■ **Aim**
Return every line of the data that contains the string "Percentage".

■ **Raw data**
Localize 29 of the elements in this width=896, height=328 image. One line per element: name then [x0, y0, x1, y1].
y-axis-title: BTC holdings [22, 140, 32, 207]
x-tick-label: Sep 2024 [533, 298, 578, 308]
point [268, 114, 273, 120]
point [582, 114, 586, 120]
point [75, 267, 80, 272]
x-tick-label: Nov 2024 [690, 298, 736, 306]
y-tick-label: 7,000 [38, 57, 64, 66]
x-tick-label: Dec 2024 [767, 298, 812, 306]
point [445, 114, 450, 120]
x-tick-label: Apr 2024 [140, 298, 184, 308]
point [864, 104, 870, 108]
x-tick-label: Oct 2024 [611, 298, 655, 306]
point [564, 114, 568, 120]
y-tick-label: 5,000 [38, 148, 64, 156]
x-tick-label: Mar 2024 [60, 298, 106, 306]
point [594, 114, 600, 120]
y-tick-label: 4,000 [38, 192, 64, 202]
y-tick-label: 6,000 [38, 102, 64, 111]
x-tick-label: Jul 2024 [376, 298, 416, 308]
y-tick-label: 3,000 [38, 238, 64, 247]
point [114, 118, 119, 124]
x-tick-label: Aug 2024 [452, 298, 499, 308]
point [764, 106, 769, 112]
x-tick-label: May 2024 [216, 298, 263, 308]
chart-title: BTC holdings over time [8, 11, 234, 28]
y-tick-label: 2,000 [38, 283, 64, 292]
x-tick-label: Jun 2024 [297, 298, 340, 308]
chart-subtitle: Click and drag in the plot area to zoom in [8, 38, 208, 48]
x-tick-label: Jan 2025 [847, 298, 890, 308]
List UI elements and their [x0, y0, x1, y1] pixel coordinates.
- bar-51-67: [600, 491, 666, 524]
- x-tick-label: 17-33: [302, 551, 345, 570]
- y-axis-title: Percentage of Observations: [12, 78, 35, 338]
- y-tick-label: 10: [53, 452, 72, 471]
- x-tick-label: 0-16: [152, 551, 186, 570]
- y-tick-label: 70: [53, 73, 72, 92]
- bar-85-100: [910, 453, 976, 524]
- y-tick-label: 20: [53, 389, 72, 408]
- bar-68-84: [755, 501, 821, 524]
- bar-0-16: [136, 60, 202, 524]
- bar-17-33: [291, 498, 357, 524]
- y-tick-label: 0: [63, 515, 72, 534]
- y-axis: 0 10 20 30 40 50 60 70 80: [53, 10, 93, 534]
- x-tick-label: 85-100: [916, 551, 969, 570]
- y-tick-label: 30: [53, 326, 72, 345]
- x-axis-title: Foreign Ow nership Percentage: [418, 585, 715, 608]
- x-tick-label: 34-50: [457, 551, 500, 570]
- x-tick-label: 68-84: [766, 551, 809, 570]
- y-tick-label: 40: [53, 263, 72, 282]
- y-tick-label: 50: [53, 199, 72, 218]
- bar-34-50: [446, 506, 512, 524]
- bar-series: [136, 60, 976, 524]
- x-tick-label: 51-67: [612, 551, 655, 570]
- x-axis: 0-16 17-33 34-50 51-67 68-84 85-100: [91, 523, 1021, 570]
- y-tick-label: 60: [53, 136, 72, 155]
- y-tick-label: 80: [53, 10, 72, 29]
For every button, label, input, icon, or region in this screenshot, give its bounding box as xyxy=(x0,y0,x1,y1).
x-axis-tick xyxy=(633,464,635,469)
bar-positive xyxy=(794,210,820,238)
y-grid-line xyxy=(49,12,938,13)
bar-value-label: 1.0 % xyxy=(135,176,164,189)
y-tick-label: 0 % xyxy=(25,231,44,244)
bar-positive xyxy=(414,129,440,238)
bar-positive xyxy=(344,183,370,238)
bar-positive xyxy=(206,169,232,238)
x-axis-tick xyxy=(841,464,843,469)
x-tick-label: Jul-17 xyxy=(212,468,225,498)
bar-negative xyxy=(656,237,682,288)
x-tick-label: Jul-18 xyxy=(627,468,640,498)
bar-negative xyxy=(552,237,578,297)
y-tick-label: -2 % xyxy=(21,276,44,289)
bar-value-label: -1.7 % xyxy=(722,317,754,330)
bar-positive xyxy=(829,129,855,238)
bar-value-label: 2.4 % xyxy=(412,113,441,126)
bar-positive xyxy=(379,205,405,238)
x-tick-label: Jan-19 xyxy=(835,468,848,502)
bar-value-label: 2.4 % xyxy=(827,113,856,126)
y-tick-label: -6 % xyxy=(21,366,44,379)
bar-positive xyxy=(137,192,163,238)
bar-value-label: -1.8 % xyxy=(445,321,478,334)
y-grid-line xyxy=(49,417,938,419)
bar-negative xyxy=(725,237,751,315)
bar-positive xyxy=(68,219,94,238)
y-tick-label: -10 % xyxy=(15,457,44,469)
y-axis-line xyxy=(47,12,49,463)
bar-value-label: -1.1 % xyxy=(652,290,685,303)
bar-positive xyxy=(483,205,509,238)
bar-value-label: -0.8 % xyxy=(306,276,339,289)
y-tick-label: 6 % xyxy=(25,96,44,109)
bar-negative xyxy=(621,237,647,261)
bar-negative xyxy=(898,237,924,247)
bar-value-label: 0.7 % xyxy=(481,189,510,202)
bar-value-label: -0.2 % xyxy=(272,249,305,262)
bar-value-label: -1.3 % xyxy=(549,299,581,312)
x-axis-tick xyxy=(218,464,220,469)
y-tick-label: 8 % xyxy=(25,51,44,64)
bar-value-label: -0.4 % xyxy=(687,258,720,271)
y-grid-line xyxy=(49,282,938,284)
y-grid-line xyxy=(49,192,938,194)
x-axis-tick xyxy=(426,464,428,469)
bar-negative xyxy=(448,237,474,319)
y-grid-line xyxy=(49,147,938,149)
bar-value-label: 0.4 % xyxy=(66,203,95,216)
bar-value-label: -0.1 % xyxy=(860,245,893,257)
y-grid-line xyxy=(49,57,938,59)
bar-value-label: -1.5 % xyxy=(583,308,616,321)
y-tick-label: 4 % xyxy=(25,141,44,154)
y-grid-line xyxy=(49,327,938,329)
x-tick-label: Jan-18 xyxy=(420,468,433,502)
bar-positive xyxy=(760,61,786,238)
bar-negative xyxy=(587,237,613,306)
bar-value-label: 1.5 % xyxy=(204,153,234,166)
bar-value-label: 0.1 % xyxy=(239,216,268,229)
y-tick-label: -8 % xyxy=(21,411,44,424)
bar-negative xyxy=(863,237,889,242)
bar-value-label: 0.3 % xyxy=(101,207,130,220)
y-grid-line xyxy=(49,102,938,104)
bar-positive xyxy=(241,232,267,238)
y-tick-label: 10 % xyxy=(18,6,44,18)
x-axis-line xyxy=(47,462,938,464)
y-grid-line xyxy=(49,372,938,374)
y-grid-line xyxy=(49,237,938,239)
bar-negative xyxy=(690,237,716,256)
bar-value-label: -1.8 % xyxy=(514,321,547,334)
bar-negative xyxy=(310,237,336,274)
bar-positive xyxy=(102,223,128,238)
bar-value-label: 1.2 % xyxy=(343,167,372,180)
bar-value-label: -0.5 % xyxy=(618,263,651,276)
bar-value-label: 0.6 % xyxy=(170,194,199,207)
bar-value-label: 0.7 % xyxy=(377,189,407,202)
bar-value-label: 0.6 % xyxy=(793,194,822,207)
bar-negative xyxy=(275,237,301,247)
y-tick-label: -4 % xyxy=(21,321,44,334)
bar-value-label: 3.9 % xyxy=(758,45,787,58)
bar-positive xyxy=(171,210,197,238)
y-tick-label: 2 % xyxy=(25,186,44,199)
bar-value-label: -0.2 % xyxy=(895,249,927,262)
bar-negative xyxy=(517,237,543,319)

■ **Result of the exercise**
- y-axis-title: Percentage of Observations: [12, 78, 35, 338]
- x-axis-title: Foreign Ow nership Percentage: [418, 585, 715, 608]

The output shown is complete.